Quote the data below in full, minus the images.

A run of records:
'''

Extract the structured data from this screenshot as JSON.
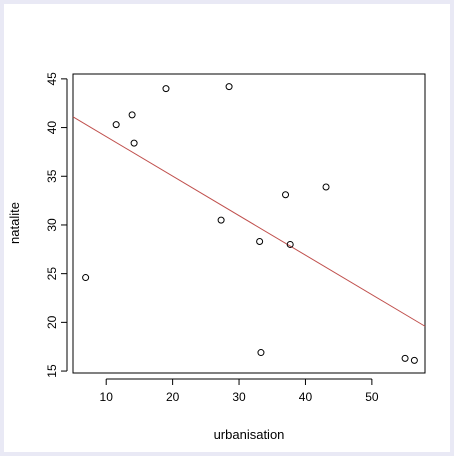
{
  "chart_data": {
    "type": "scatter",
    "title": "",
    "xlabel": "urbanisation",
    "ylabel": "natalite",
    "xlim": [
      5,
      58
    ],
    "ylim": [
      14.8,
      45.5
    ],
    "xticks": [
      10,
      20,
      30,
      40,
      50
    ],
    "yticks": [
      15,
      20,
      25,
      30,
      35,
      40,
      45
    ],
    "xtick_labels": [
      "10",
      "20",
      "30",
      "40",
      "50"
    ],
    "ytick_labels": [
      "15",
      "20",
      "25",
      "30",
      "35",
      "40",
      "45"
    ],
    "grid": false,
    "series": [
      {
        "points": [
          {
            "x": 6.9,
            "y": 24.6
          },
          {
            "x": 11.5,
            "y": 40.3
          },
          {
            "x": 13.9,
            "y": 41.3
          },
          {
            "x": 14.2,
            "y": 38.4
          },
          {
            "x": 19.0,
            "y": 44.0
          },
          {
            "x": 27.3,
            "y": 30.5
          },
          {
            "x": 28.5,
            "y": 44.2
          },
          {
            "x": 33.1,
            "y": 28.3
          },
          {
            "x": 33.3,
            "y": 16.9
          },
          {
            "x": 37.0,
            "y": 33.1
          },
          {
            "x": 37.7,
            "y": 28.0
          },
          {
            "x": 43.1,
            "y": 33.9
          },
          {
            "x": 55.0,
            "y": 16.3
          },
          {
            "x": 56.4,
            "y": 16.1
          }
        ],
        "color": "#000000"
      }
    ],
    "fit_line": {
      "x": [
        5,
        58
      ],
      "y": [
        41.1,
        19.6
      ],
      "color": "#c0504d"
    }
  }
}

'''

[Solution]
Extract the structured data from this screenshot as JSON.
{
  "chart_data": {
    "type": "scatter",
    "title": "",
    "xlabel": "urbanisation",
    "ylabel": "natalite",
    "xlim": [
      5,
      58
    ],
    "ylim": [
      14.8,
      45.5
    ],
    "xticks": [
      10,
      20,
      30,
      40,
      50
    ],
    "yticks": [
      15,
      20,
      25,
      30,
      35,
      40,
      45
    ],
    "xtick_labels": [
      "10",
      "20",
      "30",
      "40",
      "50"
    ],
    "ytick_labels": [
      "15",
      "20",
      "25",
      "30",
      "35",
      "40",
      "45"
    ],
    "grid": false,
    "series": [
      {
        "points": [
          {
            "x": 6.9,
            "y": 24.6
          },
          {
            "x": 11.5,
            "y": 40.3
          },
          {
            "x": 13.9,
            "y": 41.3
          },
          {
            "x": 14.2,
            "y": 38.4
          },
          {
            "x": 19.0,
            "y": 44.0
          },
          {
            "x": 27.3,
            "y": 30.5
          },
          {
            "x": 28.5,
            "y": 44.2
          },
          {
            "x": 33.1,
            "y": 28.3
          },
          {
            "x": 33.3,
            "y": 16.9
          },
          {
            "x": 37.0,
            "y": 33.1
          },
          {
            "x": 37.7,
            "y": 28.0
          },
          {
            "x": 43.1,
            "y": 33.9
          },
          {
            "x": 55.0,
            "y": 16.3
          },
          {
            "x": 56.4,
            "y": 16.1
          }
        ],
        "color": "#000000"
      }
    ],
    "fit_line": {
      "x": [
        5,
        58
      ],
      "y": [
        41.1,
        19.6
      ],
      "color": "#c0504d"
    }
  }
}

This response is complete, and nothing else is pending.